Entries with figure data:
□ □ □ □ □ □ □

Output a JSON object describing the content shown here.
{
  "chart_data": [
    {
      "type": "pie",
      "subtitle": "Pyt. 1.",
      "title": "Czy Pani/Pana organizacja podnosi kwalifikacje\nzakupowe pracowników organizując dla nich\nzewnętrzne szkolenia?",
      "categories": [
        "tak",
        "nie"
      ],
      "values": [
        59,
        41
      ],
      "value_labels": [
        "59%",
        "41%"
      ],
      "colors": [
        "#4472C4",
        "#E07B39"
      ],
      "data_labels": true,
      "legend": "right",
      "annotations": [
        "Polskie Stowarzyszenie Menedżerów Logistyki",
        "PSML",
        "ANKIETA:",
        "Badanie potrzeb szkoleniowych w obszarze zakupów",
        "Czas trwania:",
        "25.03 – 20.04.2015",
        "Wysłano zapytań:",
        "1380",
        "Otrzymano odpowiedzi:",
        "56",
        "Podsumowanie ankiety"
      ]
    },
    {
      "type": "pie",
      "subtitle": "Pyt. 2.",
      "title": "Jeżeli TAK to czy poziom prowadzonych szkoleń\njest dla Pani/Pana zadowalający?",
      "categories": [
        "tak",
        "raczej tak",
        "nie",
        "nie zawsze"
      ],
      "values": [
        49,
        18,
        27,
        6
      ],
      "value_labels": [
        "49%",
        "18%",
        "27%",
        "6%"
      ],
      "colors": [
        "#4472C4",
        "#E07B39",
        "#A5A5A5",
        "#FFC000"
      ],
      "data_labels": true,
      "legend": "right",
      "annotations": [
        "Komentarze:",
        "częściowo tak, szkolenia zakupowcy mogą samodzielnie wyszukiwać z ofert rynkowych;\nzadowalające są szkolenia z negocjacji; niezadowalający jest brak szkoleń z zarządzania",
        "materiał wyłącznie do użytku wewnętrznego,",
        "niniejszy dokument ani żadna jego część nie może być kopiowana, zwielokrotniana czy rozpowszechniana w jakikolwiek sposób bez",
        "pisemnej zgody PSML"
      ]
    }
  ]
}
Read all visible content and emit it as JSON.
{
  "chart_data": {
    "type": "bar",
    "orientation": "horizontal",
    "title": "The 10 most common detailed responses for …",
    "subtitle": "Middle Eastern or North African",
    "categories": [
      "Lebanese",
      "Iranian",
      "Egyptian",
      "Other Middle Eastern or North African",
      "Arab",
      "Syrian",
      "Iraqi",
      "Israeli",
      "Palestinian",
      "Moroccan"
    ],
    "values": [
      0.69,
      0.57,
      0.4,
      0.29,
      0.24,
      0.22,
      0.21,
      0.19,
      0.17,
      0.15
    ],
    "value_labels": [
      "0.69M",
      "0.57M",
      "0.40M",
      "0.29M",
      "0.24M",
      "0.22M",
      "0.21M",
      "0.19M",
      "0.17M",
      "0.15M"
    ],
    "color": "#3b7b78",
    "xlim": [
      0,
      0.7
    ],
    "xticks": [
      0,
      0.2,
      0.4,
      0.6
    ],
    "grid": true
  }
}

□ □ □ □ □ □ □

*Exercise task*:
Find the word "North" in the records and pull out each line that has it.

*Response to this task*:
    "subtitle": "Middle Eastern or North African",
      "Other Middle Eastern or North African",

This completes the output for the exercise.